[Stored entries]
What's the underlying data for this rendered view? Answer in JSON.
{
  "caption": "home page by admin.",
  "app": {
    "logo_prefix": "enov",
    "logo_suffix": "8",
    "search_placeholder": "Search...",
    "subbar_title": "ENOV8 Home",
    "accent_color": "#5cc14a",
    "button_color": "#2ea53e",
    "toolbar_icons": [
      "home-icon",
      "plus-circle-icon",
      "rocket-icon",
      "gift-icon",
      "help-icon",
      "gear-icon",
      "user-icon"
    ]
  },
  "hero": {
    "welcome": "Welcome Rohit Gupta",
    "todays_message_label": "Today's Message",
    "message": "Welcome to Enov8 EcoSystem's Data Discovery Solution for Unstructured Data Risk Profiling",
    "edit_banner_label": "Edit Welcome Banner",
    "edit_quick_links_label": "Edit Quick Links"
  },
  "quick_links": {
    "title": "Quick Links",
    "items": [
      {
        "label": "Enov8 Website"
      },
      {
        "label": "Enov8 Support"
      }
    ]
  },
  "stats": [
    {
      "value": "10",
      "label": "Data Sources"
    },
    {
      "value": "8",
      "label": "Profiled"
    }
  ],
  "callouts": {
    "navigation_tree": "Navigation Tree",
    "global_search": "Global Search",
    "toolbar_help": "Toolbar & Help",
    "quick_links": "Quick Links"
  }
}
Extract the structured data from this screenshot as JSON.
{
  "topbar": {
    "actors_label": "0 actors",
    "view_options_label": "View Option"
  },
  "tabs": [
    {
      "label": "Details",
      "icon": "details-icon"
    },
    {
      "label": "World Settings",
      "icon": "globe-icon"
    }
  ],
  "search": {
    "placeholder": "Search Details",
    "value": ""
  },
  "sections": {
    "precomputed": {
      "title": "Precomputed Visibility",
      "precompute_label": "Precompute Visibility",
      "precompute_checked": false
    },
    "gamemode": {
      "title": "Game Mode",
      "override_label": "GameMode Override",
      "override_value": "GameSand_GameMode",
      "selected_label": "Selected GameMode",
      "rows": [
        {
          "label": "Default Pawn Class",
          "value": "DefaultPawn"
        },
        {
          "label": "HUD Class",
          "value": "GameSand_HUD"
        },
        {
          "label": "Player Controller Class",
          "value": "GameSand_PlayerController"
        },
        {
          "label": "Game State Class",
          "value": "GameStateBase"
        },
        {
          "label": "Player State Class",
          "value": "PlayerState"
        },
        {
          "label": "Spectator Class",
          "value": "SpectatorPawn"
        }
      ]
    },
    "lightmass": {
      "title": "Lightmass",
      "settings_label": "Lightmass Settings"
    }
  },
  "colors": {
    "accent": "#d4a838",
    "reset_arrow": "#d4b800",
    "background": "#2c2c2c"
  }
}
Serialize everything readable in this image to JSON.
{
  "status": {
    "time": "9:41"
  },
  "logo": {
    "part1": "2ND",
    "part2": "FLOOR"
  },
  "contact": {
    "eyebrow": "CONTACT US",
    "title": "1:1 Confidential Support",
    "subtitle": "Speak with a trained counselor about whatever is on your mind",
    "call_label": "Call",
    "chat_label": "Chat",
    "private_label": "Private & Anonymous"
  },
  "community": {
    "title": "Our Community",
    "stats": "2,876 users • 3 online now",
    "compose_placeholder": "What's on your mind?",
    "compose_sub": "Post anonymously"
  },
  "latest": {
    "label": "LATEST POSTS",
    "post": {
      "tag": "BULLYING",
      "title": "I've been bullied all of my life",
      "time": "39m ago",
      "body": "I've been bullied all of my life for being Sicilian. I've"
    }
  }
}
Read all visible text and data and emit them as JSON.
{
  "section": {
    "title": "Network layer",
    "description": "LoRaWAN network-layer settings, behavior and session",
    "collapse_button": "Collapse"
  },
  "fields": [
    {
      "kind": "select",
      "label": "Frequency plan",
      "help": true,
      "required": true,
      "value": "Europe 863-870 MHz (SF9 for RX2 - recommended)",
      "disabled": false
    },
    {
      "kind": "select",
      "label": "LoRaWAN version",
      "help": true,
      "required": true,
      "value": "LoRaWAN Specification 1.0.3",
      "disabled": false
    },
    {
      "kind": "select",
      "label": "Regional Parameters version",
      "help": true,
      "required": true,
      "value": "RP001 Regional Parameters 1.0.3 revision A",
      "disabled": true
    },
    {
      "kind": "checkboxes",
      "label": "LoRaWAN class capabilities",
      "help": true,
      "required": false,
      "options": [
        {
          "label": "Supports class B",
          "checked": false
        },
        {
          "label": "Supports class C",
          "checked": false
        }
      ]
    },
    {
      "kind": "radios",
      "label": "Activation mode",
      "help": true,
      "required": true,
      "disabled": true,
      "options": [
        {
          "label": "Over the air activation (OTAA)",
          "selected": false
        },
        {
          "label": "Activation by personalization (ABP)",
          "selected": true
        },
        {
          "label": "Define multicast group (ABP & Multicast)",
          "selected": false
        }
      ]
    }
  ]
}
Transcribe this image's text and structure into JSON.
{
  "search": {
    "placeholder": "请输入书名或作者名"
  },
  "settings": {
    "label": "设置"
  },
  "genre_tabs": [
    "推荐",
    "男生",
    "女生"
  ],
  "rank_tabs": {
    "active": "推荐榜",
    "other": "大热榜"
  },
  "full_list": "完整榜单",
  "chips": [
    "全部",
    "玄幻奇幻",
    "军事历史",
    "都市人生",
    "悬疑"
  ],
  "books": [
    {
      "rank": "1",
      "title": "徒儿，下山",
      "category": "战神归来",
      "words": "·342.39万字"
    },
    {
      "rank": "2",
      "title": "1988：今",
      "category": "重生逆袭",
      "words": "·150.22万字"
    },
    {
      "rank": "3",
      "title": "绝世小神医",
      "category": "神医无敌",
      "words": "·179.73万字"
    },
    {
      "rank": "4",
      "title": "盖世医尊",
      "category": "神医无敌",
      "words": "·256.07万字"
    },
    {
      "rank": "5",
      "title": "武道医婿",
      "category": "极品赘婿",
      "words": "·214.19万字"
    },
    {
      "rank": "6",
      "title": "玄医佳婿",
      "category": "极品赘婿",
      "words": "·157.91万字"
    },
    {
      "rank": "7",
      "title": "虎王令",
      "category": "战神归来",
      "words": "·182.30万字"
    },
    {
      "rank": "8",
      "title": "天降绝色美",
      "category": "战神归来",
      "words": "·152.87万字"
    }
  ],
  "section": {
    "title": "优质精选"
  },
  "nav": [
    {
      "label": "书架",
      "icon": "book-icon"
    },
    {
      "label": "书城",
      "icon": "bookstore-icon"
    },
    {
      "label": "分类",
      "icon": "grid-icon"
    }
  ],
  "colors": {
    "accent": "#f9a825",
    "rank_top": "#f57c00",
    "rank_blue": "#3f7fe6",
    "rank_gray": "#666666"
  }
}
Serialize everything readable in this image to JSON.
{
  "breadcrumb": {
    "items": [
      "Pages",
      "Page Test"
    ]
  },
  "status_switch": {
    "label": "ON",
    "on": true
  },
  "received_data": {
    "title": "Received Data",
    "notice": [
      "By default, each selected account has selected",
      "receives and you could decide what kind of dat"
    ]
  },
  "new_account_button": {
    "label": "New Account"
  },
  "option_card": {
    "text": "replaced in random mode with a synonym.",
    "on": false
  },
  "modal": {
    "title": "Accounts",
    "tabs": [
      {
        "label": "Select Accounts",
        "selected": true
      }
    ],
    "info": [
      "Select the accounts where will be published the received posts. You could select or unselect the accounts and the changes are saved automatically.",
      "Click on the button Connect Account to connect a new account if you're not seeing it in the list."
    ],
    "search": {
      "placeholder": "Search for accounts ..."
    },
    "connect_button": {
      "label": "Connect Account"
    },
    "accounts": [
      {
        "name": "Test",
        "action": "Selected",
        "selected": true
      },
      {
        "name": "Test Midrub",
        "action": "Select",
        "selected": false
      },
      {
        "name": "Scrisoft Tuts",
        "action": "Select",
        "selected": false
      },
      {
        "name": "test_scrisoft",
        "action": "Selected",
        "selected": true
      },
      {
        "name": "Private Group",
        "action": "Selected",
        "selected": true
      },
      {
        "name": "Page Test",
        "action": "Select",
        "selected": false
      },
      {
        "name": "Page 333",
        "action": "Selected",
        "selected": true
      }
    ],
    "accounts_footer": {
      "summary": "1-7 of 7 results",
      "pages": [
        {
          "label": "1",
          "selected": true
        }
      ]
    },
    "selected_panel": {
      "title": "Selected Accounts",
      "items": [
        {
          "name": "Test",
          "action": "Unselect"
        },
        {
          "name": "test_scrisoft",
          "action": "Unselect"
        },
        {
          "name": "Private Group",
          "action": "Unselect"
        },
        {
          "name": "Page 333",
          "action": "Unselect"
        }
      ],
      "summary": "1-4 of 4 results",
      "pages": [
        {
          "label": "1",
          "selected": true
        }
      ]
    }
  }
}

*Work to be completed*
Gather each line from the entries above that includes the word "your".

*Worked solution*
    "subtitle": "Speak with a trained counselor about whatever is on your mind",
    "compose_placeholder": "What's on your mind?",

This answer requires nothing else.